(Chart and figure data)
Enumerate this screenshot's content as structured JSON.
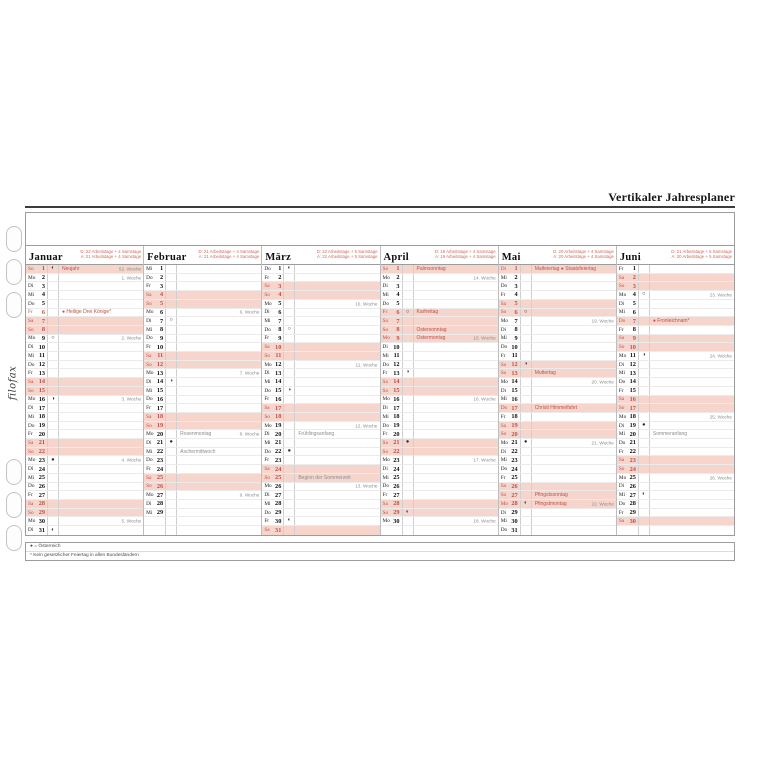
{
  "title": "Vertikaler Jahresplaner",
  "brand": "filofax",
  "legend": {
    "austria": "● = Österreich",
    "asterisk": "* Kein gesetzlicher Feiertag in allen Bundesländern"
  },
  "colors": {
    "accent_red": "#bf4f44",
    "weekend_row_bg": "#f6d5cd",
    "stats_red": "#cf6a5e",
    "note_gray": "#8d8d8d"
  },
  "moon_glyphs": {
    "fq": "◐",
    "fm": "○",
    "lq": "◑",
    "nm": "●"
  },
  "moon_names": {
    "fq": "first-quarter-moon-icon",
    "fm": "full-moon-icon",
    "lq": "last-quarter-moon-icon",
    "nm": "new-moon-icon"
  },
  "row_count": 31,
  "months": [
    {
      "id": "januar",
      "name": "Januar",
      "stats": [
        "D: 22 Arbeitstage + 4 Samstage",
        "A: 21 Arbeitstage + 4 Samstage"
      ],
      "days": [
        {
          "d": 1,
          "w": "So",
          "pink": true,
          "moon": "fq",
          "note": "Neujahr",
          "noteColor": "red",
          "week": "52. Woche"
        },
        {
          "d": 2,
          "w": "Mo",
          "week": "1. Woche"
        },
        {
          "d": 3,
          "w": "Di"
        },
        {
          "d": 4,
          "w": "Mi"
        },
        {
          "d": 5,
          "w": "Do"
        },
        {
          "d": 6,
          "w": "Fr",
          "red": true,
          "note": "● Heilige Drei Könige*",
          "noteColor": "red"
        },
        {
          "d": 7,
          "w": "Sa",
          "pink": true
        },
        {
          "d": 8,
          "w": "So",
          "pink": true
        },
        {
          "d": 9,
          "w": "Mo",
          "moon": "fm",
          "week": "2. Woche"
        },
        {
          "d": 10,
          "w": "Di"
        },
        {
          "d": 11,
          "w": "Mi"
        },
        {
          "d": 12,
          "w": "Do"
        },
        {
          "d": 13,
          "w": "Fr"
        },
        {
          "d": 14,
          "w": "Sa",
          "pink": true
        },
        {
          "d": 15,
          "w": "So",
          "pink": true
        },
        {
          "d": 16,
          "w": "Mo",
          "moon": "lq",
          "week": "3. Woche"
        },
        {
          "d": 17,
          "w": "Di"
        },
        {
          "d": 18,
          "w": "Mi"
        },
        {
          "d": 19,
          "w": "Do"
        },
        {
          "d": 20,
          "w": "Fr"
        },
        {
          "d": 21,
          "w": "Sa",
          "pink": true
        },
        {
          "d": 22,
          "w": "So",
          "pink": true
        },
        {
          "d": 23,
          "w": "Mo",
          "moon": "nm",
          "week": "4. Woche"
        },
        {
          "d": 24,
          "w": "Di"
        },
        {
          "d": 25,
          "w": "Mi"
        },
        {
          "d": 26,
          "w": "Do"
        },
        {
          "d": 27,
          "w": "Fr"
        },
        {
          "d": 28,
          "w": "Sa",
          "pink": true
        },
        {
          "d": 29,
          "w": "So",
          "pink": true
        },
        {
          "d": 30,
          "w": "Mo",
          "week": "5. Woche"
        },
        {
          "d": 31,
          "w": "Di",
          "moon": "fq"
        }
      ]
    },
    {
      "id": "februar",
      "name": "Februar",
      "stats": [
        "D: 21 Arbeitstage + 4 Samstage",
        "A: 21 Arbeitstage + 4 Samstage"
      ],
      "days": [
        {
          "d": 1,
          "w": "Mi"
        },
        {
          "d": 2,
          "w": "Do"
        },
        {
          "d": 3,
          "w": "Fr"
        },
        {
          "d": 4,
          "w": "Sa",
          "pink": true
        },
        {
          "d": 5,
          "w": "So",
          "pink": true
        },
        {
          "d": 6,
          "w": "Mo",
          "week": "6. Woche"
        },
        {
          "d": 7,
          "w": "Di",
          "moon": "fm"
        },
        {
          "d": 8,
          "w": "Mi"
        },
        {
          "d": 9,
          "w": "Do"
        },
        {
          "d": 10,
          "w": "Fr"
        },
        {
          "d": 11,
          "w": "Sa",
          "pink": true
        },
        {
          "d": 12,
          "w": "So",
          "pink": true
        },
        {
          "d": 13,
          "w": "Mo",
          "week": "7. Woche"
        },
        {
          "d": 14,
          "w": "Di",
          "moon": "lq"
        },
        {
          "d": 15,
          "w": "Mi"
        },
        {
          "d": 16,
          "w": "Do"
        },
        {
          "d": 17,
          "w": "Fr"
        },
        {
          "d": 18,
          "w": "Sa",
          "pink": true
        },
        {
          "d": 19,
          "w": "So",
          "pink": true
        },
        {
          "d": 20,
          "w": "Mo",
          "note": "Rosenmontag",
          "noteColor": "gray",
          "week": "8. Woche"
        },
        {
          "d": 21,
          "w": "Di",
          "moon": "nm"
        },
        {
          "d": 22,
          "w": "Mi",
          "note": "Aschermittwoch",
          "noteColor": "gray"
        },
        {
          "d": 23,
          "w": "Do"
        },
        {
          "d": 24,
          "w": "Fr"
        },
        {
          "d": 25,
          "w": "Sa",
          "pink": true
        },
        {
          "d": 26,
          "w": "So",
          "pink": true
        },
        {
          "d": 27,
          "w": "Mo",
          "week": "9. Woche"
        },
        {
          "d": 28,
          "w": "Di"
        },
        {
          "d": 29,
          "w": "Mi"
        }
      ]
    },
    {
      "id": "maerz",
      "name": "März",
      "stats": [
        "D: 22 Arbeitstage + 5 Samstage",
        "A: 22 Arbeitstage + 5 Samstage"
      ],
      "days": [
        {
          "d": 1,
          "w": "Do",
          "moon": "fq"
        },
        {
          "d": 2,
          "w": "Fr"
        },
        {
          "d": 3,
          "w": "Sa",
          "pink": true
        },
        {
          "d": 4,
          "w": "So",
          "pink": true
        },
        {
          "d": 5,
          "w": "Mo",
          "week": "10. Woche"
        },
        {
          "d": 6,
          "w": "Di"
        },
        {
          "d": 7,
          "w": "Mi"
        },
        {
          "d": 8,
          "w": "Do",
          "moon": "fm"
        },
        {
          "d": 9,
          "w": "Fr"
        },
        {
          "d": 10,
          "w": "Sa",
          "pink": true
        },
        {
          "d": 11,
          "w": "So",
          "pink": true
        },
        {
          "d": 12,
          "w": "Mo",
          "week": "11. Woche"
        },
        {
          "d": 13,
          "w": "Di"
        },
        {
          "d": 14,
          "w": "Mi"
        },
        {
          "d": 15,
          "w": "Do",
          "moon": "lq"
        },
        {
          "d": 16,
          "w": "Fr"
        },
        {
          "d": 17,
          "w": "Sa",
          "pink": true
        },
        {
          "d": 18,
          "w": "So",
          "pink": true
        },
        {
          "d": 19,
          "w": "Mo",
          "week": "12. Woche"
        },
        {
          "d": 20,
          "w": "Di",
          "note": "Frühlingsanfang",
          "noteColor": "gray"
        },
        {
          "d": 21,
          "w": "Mi"
        },
        {
          "d": 22,
          "w": "Do",
          "moon": "nm"
        },
        {
          "d": 23,
          "w": "Fr"
        },
        {
          "d": 24,
          "w": "Sa",
          "pink": true
        },
        {
          "d": 25,
          "w": "So",
          "pink": true,
          "note": "Beginn der Sommerzeit",
          "noteColor": "gray"
        },
        {
          "d": 26,
          "w": "Mo",
          "week": "13. Woche"
        },
        {
          "d": 27,
          "w": "Di"
        },
        {
          "d": 28,
          "w": "Mi"
        },
        {
          "d": 29,
          "w": "Do"
        },
        {
          "d": 30,
          "w": "Fr",
          "moon": "fq"
        },
        {
          "d": 31,
          "w": "Sa",
          "pink": true
        }
      ]
    },
    {
      "id": "april",
      "name": "April",
      "stats": [
        "D: 19 Arbeitstage + 4 Samstage",
        "A: 19 Arbeitstage + 4 Samstage"
      ],
      "days": [
        {
          "d": 1,
          "w": "So",
          "pink": true,
          "note": "Palmsonntag",
          "noteColor": "red"
        },
        {
          "d": 2,
          "w": "Mo",
          "week": "14. Woche"
        },
        {
          "d": 3,
          "w": "Di"
        },
        {
          "d": 4,
          "w": "Mi"
        },
        {
          "d": 5,
          "w": "Do"
        },
        {
          "d": 6,
          "w": "Fr",
          "pink": true,
          "moon": "fm",
          "note": "Karfreitag",
          "noteColor": "red"
        },
        {
          "d": 7,
          "w": "Sa",
          "pink": true
        },
        {
          "d": 8,
          "w": "So",
          "pink": true,
          "note": "Ostersonntag",
          "noteColor": "red"
        },
        {
          "d": 9,
          "w": "Mo",
          "pink": true,
          "note": "Ostermontag",
          "noteColor": "red",
          "week": "15. Woche"
        },
        {
          "d": 10,
          "w": "Di"
        },
        {
          "d": 11,
          "w": "Mi"
        },
        {
          "d": 12,
          "w": "Do"
        },
        {
          "d": 13,
          "w": "Fr",
          "moon": "lq"
        },
        {
          "d": 14,
          "w": "Sa",
          "pink": true
        },
        {
          "d": 15,
          "w": "So",
          "pink": true
        },
        {
          "d": 16,
          "w": "Mo",
          "week": "16. Woche"
        },
        {
          "d": 17,
          "w": "Di"
        },
        {
          "d": 18,
          "w": "Mi"
        },
        {
          "d": 19,
          "w": "Do"
        },
        {
          "d": 20,
          "w": "Fr"
        },
        {
          "d": 21,
          "w": "Sa",
          "pink": true,
          "moon": "nm"
        },
        {
          "d": 22,
          "w": "So",
          "pink": true
        },
        {
          "d": 23,
          "w": "Mo",
          "week": "17. Woche"
        },
        {
          "d": 24,
          "w": "Di"
        },
        {
          "d": 25,
          "w": "Mi"
        },
        {
          "d": 26,
          "w": "Do"
        },
        {
          "d": 27,
          "w": "Fr"
        },
        {
          "d": 28,
          "w": "Sa",
          "pink": true
        },
        {
          "d": 29,
          "w": "So",
          "pink": true,
          "moon": "fq"
        },
        {
          "d": 30,
          "w": "Mo",
          "week": "18. Woche"
        }
      ]
    },
    {
      "id": "mai",
      "name": "Mai",
      "stats": [
        "D: 20 Arbeitstage + 4 Samstage",
        "A: 20 Arbeitstage + 4 Samstage"
      ],
      "days": [
        {
          "d": 1,
          "w": "Di",
          "pink": true,
          "note": "Maifeiertag  ● Staatsfeiertag",
          "noteColor": "red"
        },
        {
          "d": 2,
          "w": "Mi"
        },
        {
          "d": 3,
          "w": "Do"
        },
        {
          "d": 4,
          "w": "Fr"
        },
        {
          "d": 5,
          "w": "Sa",
          "pink": true
        },
        {
          "d": 6,
          "w": "So",
          "pink": true,
          "moon": "fm"
        },
        {
          "d": 7,
          "w": "Mo",
          "week": "19. Woche"
        },
        {
          "d": 8,
          "w": "Di"
        },
        {
          "d": 9,
          "w": "Mi"
        },
        {
          "d": 10,
          "w": "Do"
        },
        {
          "d": 11,
          "w": "Fr"
        },
        {
          "d": 12,
          "w": "Sa",
          "pink": true,
          "moon": "lq"
        },
        {
          "d": 13,
          "w": "So",
          "pink": true,
          "note": "Muttertag",
          "noteColor": "red"
        },
        {
          "d": 14,
          "w": "Mo",
          "week": "20. Woche"
        },
        {
          "d": 15,
          "w": "Di"
        },
        {
          "d": 16,
          "w": "Mi"
        },
        {
          "d": 17,
          "w": "Do",
          "pink": true,
          "note": "Christi Himmelfahrt",
          "noteColor": "red"
        },
        {
          "d": 18,
          "w": "Fr"
        },
        {
          "d": 19,
          "w": "Sa",
          "pink": true
        },
        {
          "d": 20,
          "w": "So",
          "pink": true
        },
        {
          "d": 21,
          "w": "Mo",
          "moon": "nm",
          "week": "21. Woche"
        },
        {
          "d": 22,
          "w": "Di"
        },
        {
          "d": 23,
          "w": "Mi"
        },
        {
          "d": 24,
          "w": "Do"
        },
        {
          "d": 25,
          "w": "Fr"
        },
        {
          "d": 26,
          "w": "Sa",
          "pink": true
        },
        {
          "d": 27,
          "w": "So",
          "pink": true,
          "note": "Pfingstsonntag",
          "noteColor": "red"
        },
        {
          "d": 28,
          "w": "Mo",
          "pink": true,
          "moon": "fq",
          "note": "Pfingstmontag",
          "noteColor": "red",
          "week": "22. Woche"
        },
        {
          "d": 29,
          "w": "Di"
        },
        {
          "d": 30,
          "w": "Mi"
        },
        {
          "d": 31,
          "w": "Do"
        }
      ]
    },
    {
      "id": "juni",
      "name": "Juni",
      "stats": [
        "D: 21 Arbeitstage + 5 Samstage",
        "A: 20 Arbeitstage + 5 Samstage"
      ],
      "days": [
        {
          "d": 1,
          "w": "Fr"
        },
        {
          "d": 2,
          "w": "Sa",
          "pink": true
        },
        {
          "d": 3,
          "w": "So",
          "pink": true
        },
        {
          "d": 4,
          "w": "Mo",
          "moon": "fm",
          "week": "23. Woche"
        },
        {
          "d": 5,
          "w": "Di"
        },
        {
          "d": 6,
          "w": "Mi"
        },
        {
          "d": 7,
          "w": "Do",
          "pink": true,
          "note": "● Fronleichnam*",
          "noteColor": "red"
        },
        {
          "d": 8,
          "w": "Fr"
        },
        {
          "d": 9,
          "w": "Sa",
          "pink": true
        },
        {
          "d": 10,
          "w": "So",
          "pink": true
        },
        {
          "d": 11,
          "w": "Mo",
          "moon": "lq",
          "week": "24. Woche"
        },
        {
          "d": 12,
          "w": "Di"
        },
        {
          "d": 13,
          "w": "Mi"
        },
        {
          "d": 14,
          "w": "Do"
        },
        {
          "d": 15,
          "w": "Fr"
        },
        {
          "d": 16,
          "w": "Sa",
          "pink": true
        },
        {
          "d": 17,
          "w": "So",
          "pink": true
        },
        {
          "d": 18,
          "w": "Mo",
          "week": "25. Woche"
        },
        {
          "d": 19,
          "w": "Di",
          "moon": "nm"
        },
        {
          "d": 20,
          "w": "Mi",
          "note": "Sommeranfang",
          "noteColor": "gray"
        },
        {
          "d": 21,
          "w": "Do"
        },
        {
          "d": 22,
          "w": "Fr"
        },
        {
          "d": 23,
          "w": "Sa",
          "pink": true
        },
        {
          "d": 24,
          "w": "So",
          "pink": true
        },
        {
          "d": 25,
          "w": "Mo",
          "week": "26. Woche"
        },
        {
          "d": 26,
          "w": "Di"
        },
        {
          "d": 27,
          "w": "Mi",
          "moon": "fq"
        },
        {
          "d": 28,
          "w": "Do"
        },
        {
          "d": 29,
          "w": "Fr"
        },
        {
          "d": 30,
          "w": "Sa",
          "pink": true
        }
      ]
    }
  ]
}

WORK INSTRUCTIONS: Identify each line in the records above containing the word "icon"; copy those lines.

SOLUTION:
    "fq": "first-quarter-moon-icon",
    "fm": "full-moon-icon",
    "lq": "last-quarter-moon-icon",
    "nm": "new-moon-icon"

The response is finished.